#### [What to do]
From the listing below, pull out all lines with "Reports" in them.

** BEGIN Extracted material **

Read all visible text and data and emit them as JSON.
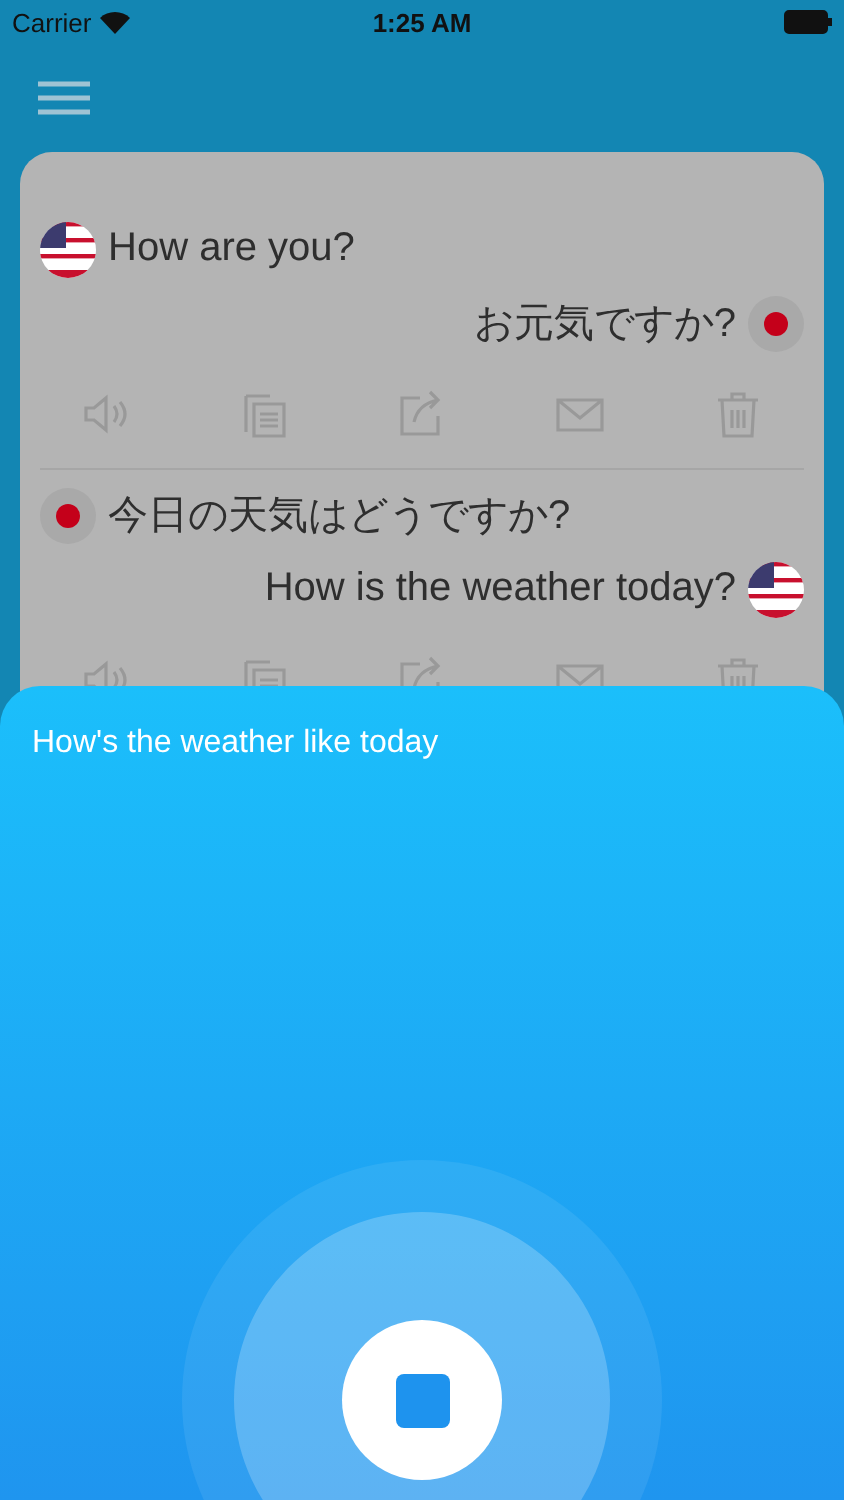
{
  "status_bar": {
    "carrier": "Carrier",
    "time": "1:25 AM"
  },
  "conversation": [
    {
      "source": {
        "text": "How are you?",
        "kind": "us"
      },
      "translation": {
        "text": "お元気ですか?",
        "kind": "jp"
      }
    },
    {
      "source": {
        "text": "今日の天気はどうですか?",
        "kind": "jp"
      },
      "translation": {
        "text": "How is the weather today?",
        "kind": "us"
      }
    }
  ],
  "listening": {
    "transcript": "How's the weather like today",
    "recording": true
  }
}
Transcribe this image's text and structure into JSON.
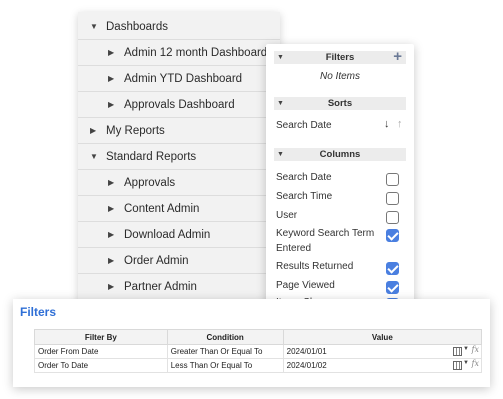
{
  "tree": {
    "items": [
      {
        "label": "Dashboards",
        "expanded": true,
        "level": 0
      },
      {
        "label": "Admin 12 month Dashboard",
        "expanded": false,
        "level": 1
      },
      {
        "label": "Admin YTD Dashboard",
        "expanded": false,
        "level": 1
      },
      {
        "label": "Approvals Dashboard",
        "expanded": false,
        "level": 1
      },
      {
        "label": "My Reports",
        "expanded": false,
        "level": 0
      },
      {
        "label": "Standard Reports",
        "expanded": true,
        "level": 0
      },
      {
        "label": "Approvals",
        "expanded": false,
        "level": 1
      },
      {
        "label": "Content Admin",
        "expanded": false,
        "level": 1
      },
      {
        "label": "Download Admin",
        "expanded": false,
        "level": 1
      },
      {
        "label": "Order Admin",
        "expanded": false,
        "level": 1
      },
      {
        "label": "Partner Admin",
        "expanded": false,
        "level": 1
      }
    ]
  },
  "side_panel": {
    "filters_header": "Filters",
    "add_icon": "plus-icon",
    "no_items": "No Items",
    "sorts_header": "Sorts",
    "sort_field": "Search Date",
    "columns_header": "Columns",
    "columns": [
      {
        "label": "Search Date",
        "checked": false
      },
      {
        "label": "Search Time",
        "checked": false
      },
      {
        "label": "User",
        "checked": false
      },
      {
        "label": "Keyword Search Term Entered",
        "checked": true
      },
      {
        "label": "Results Returned",
        "checked": true
      },
      {
        "label": "Page Viewed",
        "checked": true
      },
      {
        "label": "Items Shown",
        "checked": true
      }
    ]
  },
  "filters_panel": {
    "title": "Filters",
    "headers": [
      "Filter By",
      "Condition",
      "Value"
    ],
    "rows": [
      {
        "filter_by": "Order From Date",
        "condition": "Greater Than Or Equal To",
        "value": "2024/01/01"
      },
      {
        "filter_by": "Order To Date",
        "condition": "Less Than Or Equal To",
        "value": "2024/01/02"
      }
    ]
  },
  "colors": {
    "accent": "#2f6fd6",
    "checkbox": "#4a7fe0",
    "plus": "#6b7a96"
  }
}
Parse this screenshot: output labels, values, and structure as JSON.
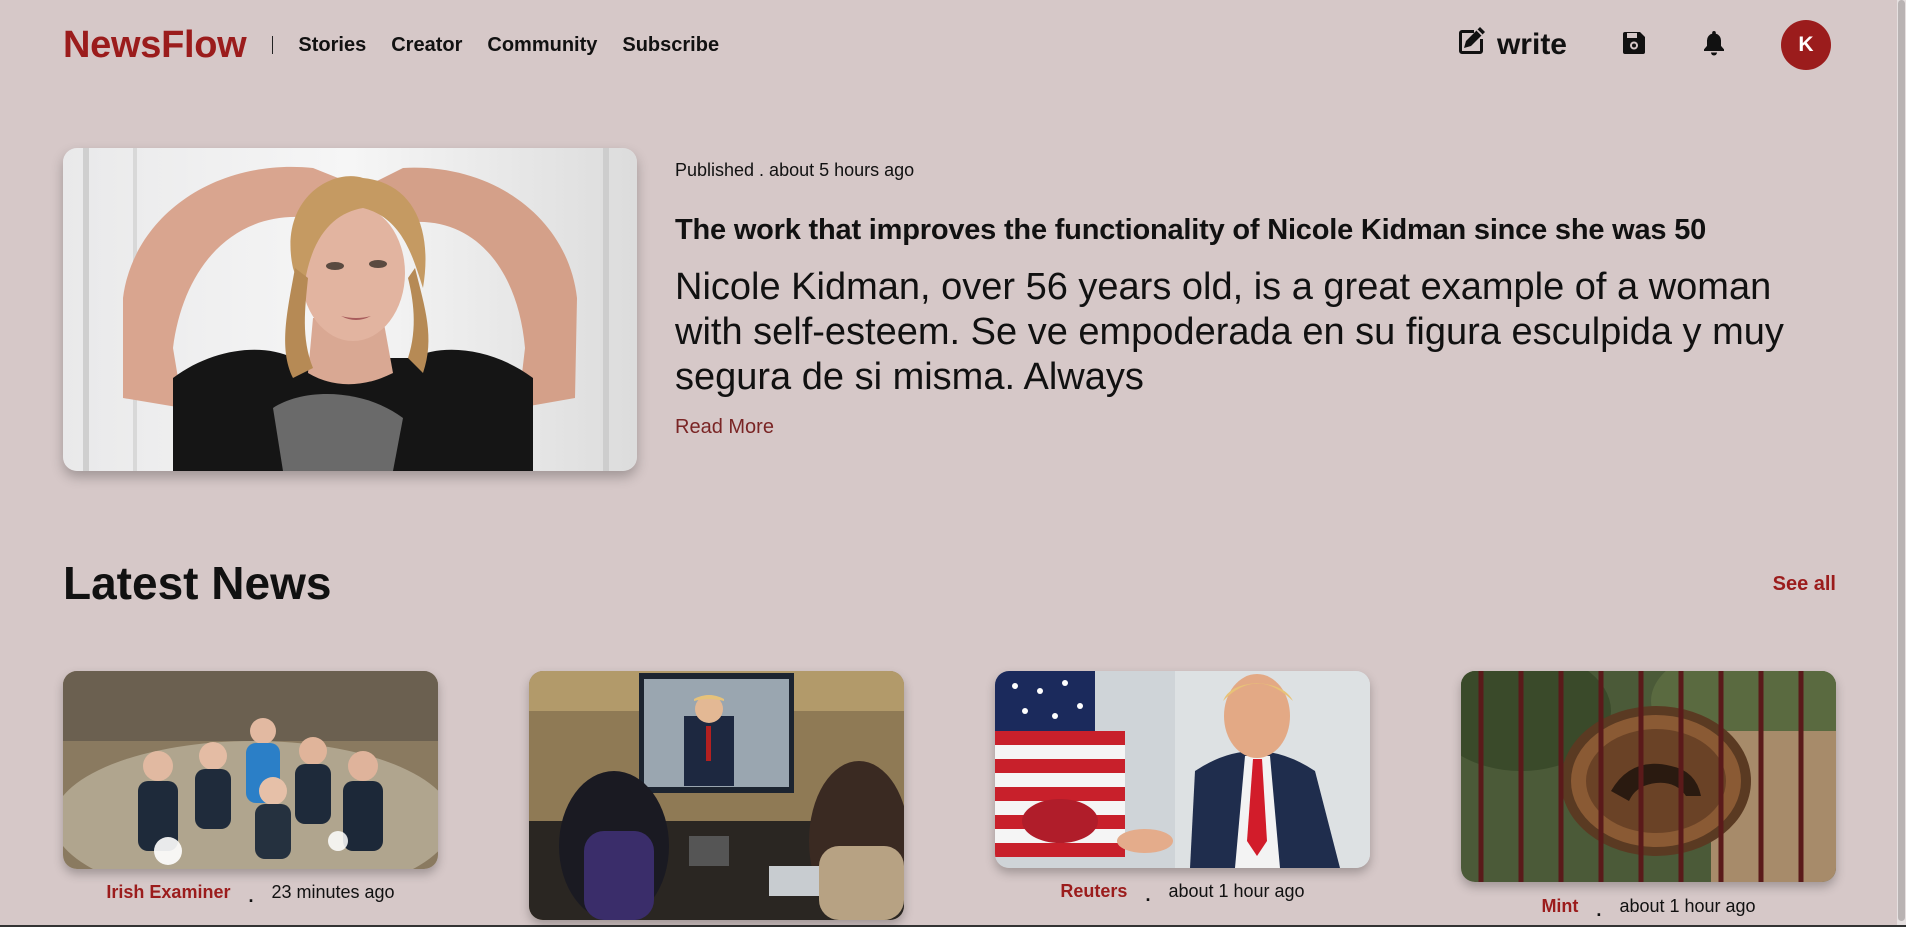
{
  "header": {
    "logo": "NewsFlow",
    "nav": [
      "Stories",
      "Creator",
      "Community",
      "Subscribe"
    ],
    "write_label": "write",
    "avatar_initial": "K",
    "brand_color": "#9b1c1c"
  },
  "hero": {
    "published": "Published . about 5 hours ago",
    "title": "The work that improves the functionality of Nicole Kidman since she was 50",
    "body": "Nicole Kidman, over 56 years old, is a great example of a woman with self-esteem. Se ve empoderada en su figura esculpida y muy segura de si misma. Always",
    "read_more": "Read More"
  },
  "latest": {
    "title": "Latest News",
    "see_all": "See all",
    "cards": [
      {
        "source": "Irish Examiner",
        "dot": ".",
        "time": "23 minutes ago"
      },
      {
        "source": "",
        "dot": "",
        "time": ""
      },
      {
        "source": "Reuters",
        "dot": ".",
        "time": "about 1 hour ago"
      },
      {
        "source": "Mint",
        "dot": ".",
        "time": "about 1 hour ago"
      }
    ]
  }
}
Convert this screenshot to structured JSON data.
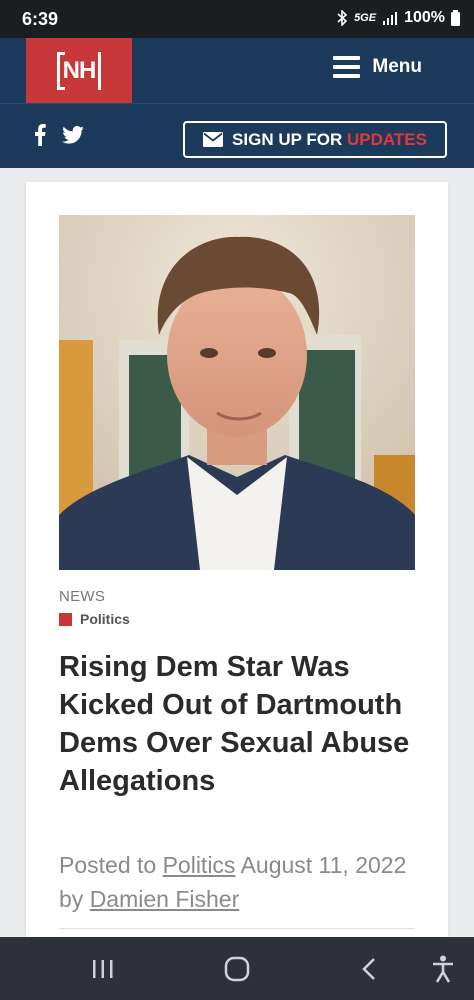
{
  "status": {
    "time": "6:39",
    "network": "5GE",
    "battery": "100%"
  },
  "header": {
    "logo_text": "NH",
    "menu_label": "Menu"
  },
  "subheader": {
    "signup_prefix": "SIGN UP FOR",
    "signup_highlight": "UPDATES"
  },
  "article": {
    "section": "NEWS",
    "category": "Politics",
    "headline": "Rising Dem Star Was Kicked Out of Dartmouth Dems Over Sexual Abuse Allegations",
    "posted_to": "Posted to",
    "category_link": "Politics",
    "date": "August 11, 2022",
    "by": "by",
    "author": "Damien Fisher"
  },
  "colors": {
    "brand_red": "#c8373a",
    "header_navy": "#1b3a5c"
  }
}
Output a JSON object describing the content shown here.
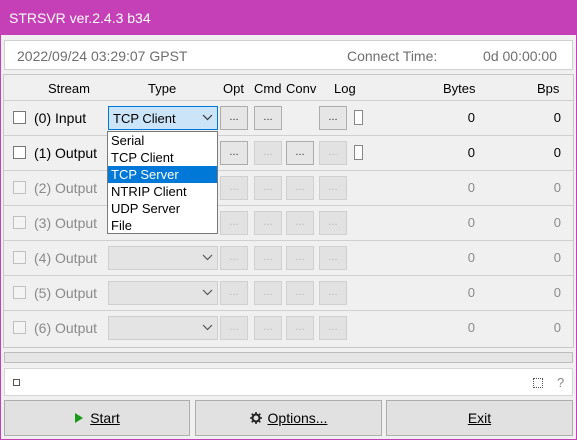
{
  "window": {
    "title": "STRSVR ver.2.4.3 b34"
  },
  "timebar": {
    "time": "2022/09/24 03:29:07 GPST",
    "connect_label": "Connect Time:",
    "connect_value": "0d 00:00:00"
  },
  "headers": {
    "stream": "Stream",
    "type": "Type",
    "opt": "Opt",
    "cmd": "Cmd",
    "conv": "Conv",
    "log": "Log",
    "bytes": "Bytes",
    "bps": "Bps"
  },
  "button_glyph": "...",
  "rows": [
    {
      "label": "(0) Input",
      "type": "TCP Client",
      "bytes": "0",
      "bps": "0"
    },
    {
      "label": "(1) Output",
      "type": "",
      "bytes": "0",
      "bps": "0"
    },
    {
      "label": "(2) Output",
      "type": "",
      "bytes": "0",
      "bps": "0"
    },
    {
      "label": "(3) Output",
      "type": "",
      "bytes": "0",
      "bps": "0"
    },
    {
      "label": "(4) Output",
      "type": "",
      "bytes": "0",
      "bps": "0"
    },
    {
      "label": "(5) Output",
      "type": "",
      "bytes": "0",
      "bps": "0"
    },
    {
      "label": "(6) Output",
      "type": "",
      "bytes": "0",
      "bps": "0"
    }
  ],
  "dropdown": {
    "options": [
      "Serial",
      "TCP Client",
      "TCP Server",
      "NTRIP Client",
      "UDP Server",
      "File"
    ],
    "highlighted": "TCP Server"
  },
  "status": {
    "help": "?"
  },
  "buttons": {
    "start": {
      "label": "Start",
      "icon": "play-icon"
    },
    "options": {
      "label": "Options...",
      "icon": "gear-icon"
    },
    "exit": {
      "label": "Exit"
    }
  },
  "colors": {
    "titlebar": "#c53fb6",
    "selection": "#0078d7",
    "start_icon": "#1a9a1a"
  }
}
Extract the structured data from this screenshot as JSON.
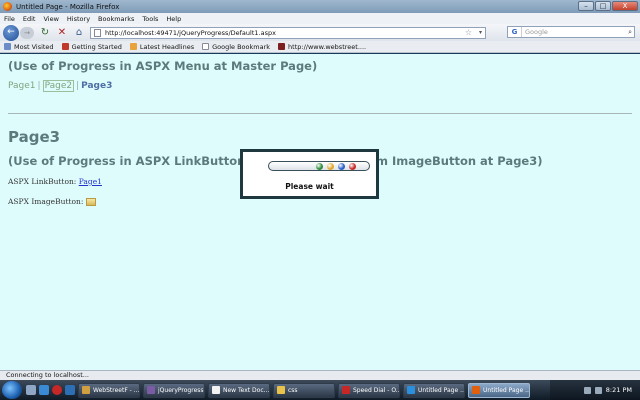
{
  "window": {
    "title": "Untitled Page - Mozilla Firefox",
    "min": "–",
    "max": "□",
    "close": "X"
  },
  "menubar": [
    "File",
    "Edit",
    "View",
    "History",
    "Bookmarks",
    "Tools",
    "Help"
  ],
  "nav": {
    "url": "http://localhost:49471/jQueryProgress/Default1.aspx",
    "search_placeholder": "Google"
  },
  "bookmarks": [
    {
      "label": "Most Visited",
      "color": "#6b8cc7"
    },
    {
      "label": "Getting Started",
      "color": "#c0392b"
    },
    {
      "label": "Latest Headlines",
      "color": "#e8a33c"
    },
    {
      "label": "Google Bookmark",
      "color": "#ffffff"
    },
    {
      "label": "http://www.webstreet....",
      "color": "#7b1f1f"
    }
  ],
  "content": {
    "master_heading": "(Use of Progress in ASPX Menu at Master Page)",
    "menu": {
      "page1": "Page1",
      "sep": "|",
      "page2": "Page2",
      "page3": "Page3"
    },
    "page_title": "Page3",
    "sub_heading": "(Use of Progress in ASPX LinkButton (Cross Postback from ImageButton at Page3)",
    "linkbutton_label": "ASPX LinkButton:",
    "linkbutton_link": "Page1",
    "imagebutton_label": "ASPX ImageButton:"
  },
  "modal": {
    "wait_text": "Please wait",
    "dots": [
      {
        "color": "#2e8b3a"
      },
      {
        "color": "#e0a62a"
      },
      {
        "color": "#2a5fc7"
      },
      {
        "color": "#c62828"
      }
    ]
  },
  "status": {
    "text": "Connecting to localhost..."
  },
  "taskbar": {
    "tasks": [
      {
        "label": "WebStreetF - ...",
        "color": "#d0a040",
        "active": false
      },
      {
        "label": "jQueryProgress...",
        "color": "#7b5aa6",
        "active": false
      },
      {
        "label": "New Text Doc...",
        "color": "#f2f2f2",
        "active": false
      },
      {
        "label": "css",
        "color": "#e8c24a",
        "active": false
      },
      {
        "label": "Speed Dial - O...",
        "color": "#c62828",
        "active": false
      },
      {
        "label": "Untitled Page ...",
        "color": "#2a8fdc",
        "active": false
      },
      {
        "label": "Untitled Page ...",
        "color": "#e06010",
        "active": true
      }
    ],
    "clock": "8:21 PM"
  }
}
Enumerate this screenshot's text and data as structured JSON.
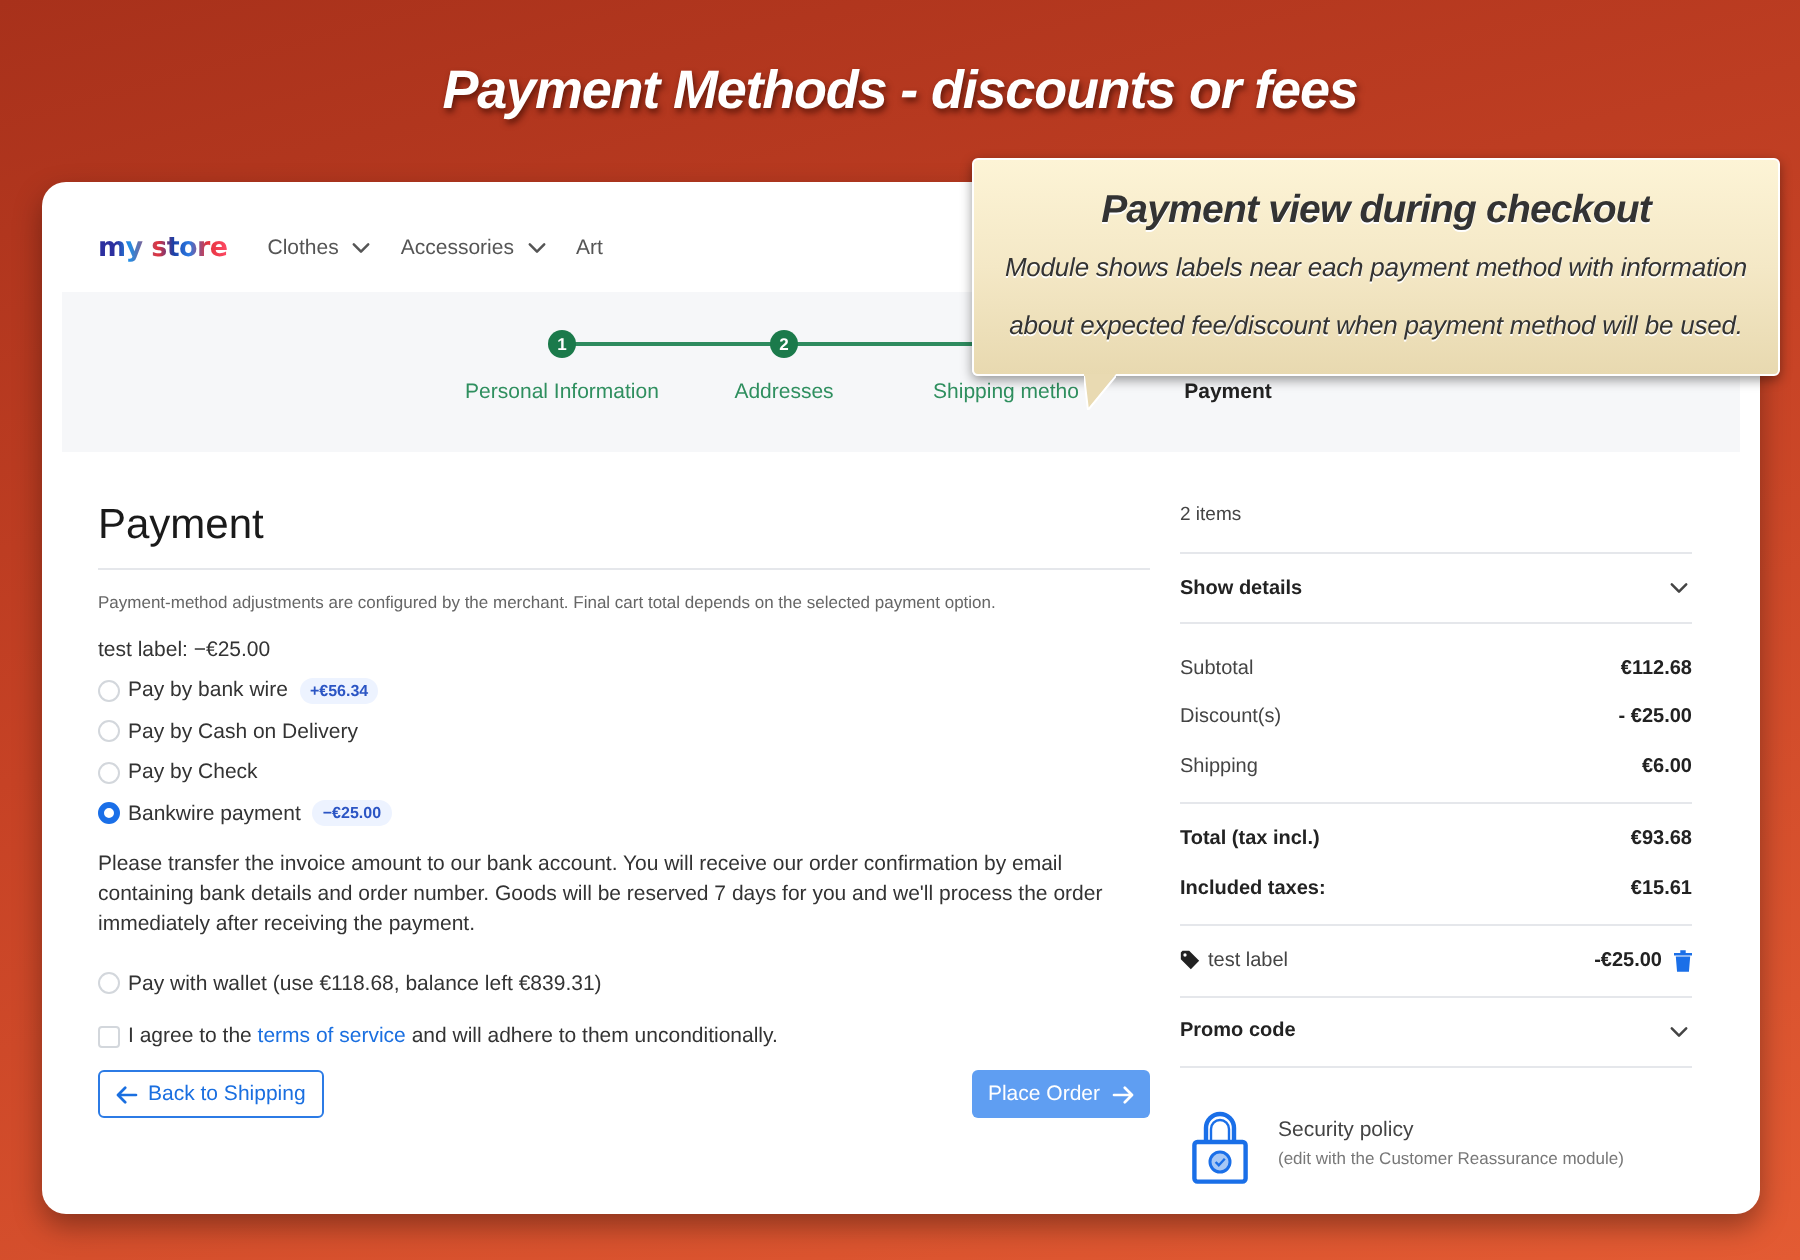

** END Extracted material **

#### [Output]
        "label": "My Reports",
        "label": "Standard Reports",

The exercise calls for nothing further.